> _Exercise_: Repeat every line below exactly, word for word.
+-------+
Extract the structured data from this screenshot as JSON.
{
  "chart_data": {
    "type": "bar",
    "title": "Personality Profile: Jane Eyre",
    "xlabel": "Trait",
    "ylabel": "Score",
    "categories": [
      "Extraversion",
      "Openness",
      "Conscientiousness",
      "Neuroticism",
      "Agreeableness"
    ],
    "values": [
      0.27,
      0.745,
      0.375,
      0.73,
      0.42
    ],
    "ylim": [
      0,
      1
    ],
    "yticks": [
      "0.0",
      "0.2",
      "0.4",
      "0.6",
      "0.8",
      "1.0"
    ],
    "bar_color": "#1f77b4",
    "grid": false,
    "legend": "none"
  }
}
+-------+
> _Task response_:
Extract the structured data from this screenshot as JSON.
{
  "chart_data": {
    "type": "bar",
    "title": "Personality Profile: Jane Eyre",
    "xlabel": "Trait",
    "ylabel": "Score",
    "categories": [
      "Extraversion",
      "Openness",
      "Conscientiousness",
      "Neuroticism",
      "Agreeableness"
    ],
    "values": [
      0.27,
      0.745,
      0.375,
      0.73,
      0.42
    ],
    "ylim": [
      0,
      1
    ],
    "yticks": [
      "0.0",
      "0.2",
      "0.4",
      "0.6",
      "0.8",
      "1.0"
    ],
    "bar_color": "#1f77b4",
    "grid": false,
    "legend": "none"
  }
}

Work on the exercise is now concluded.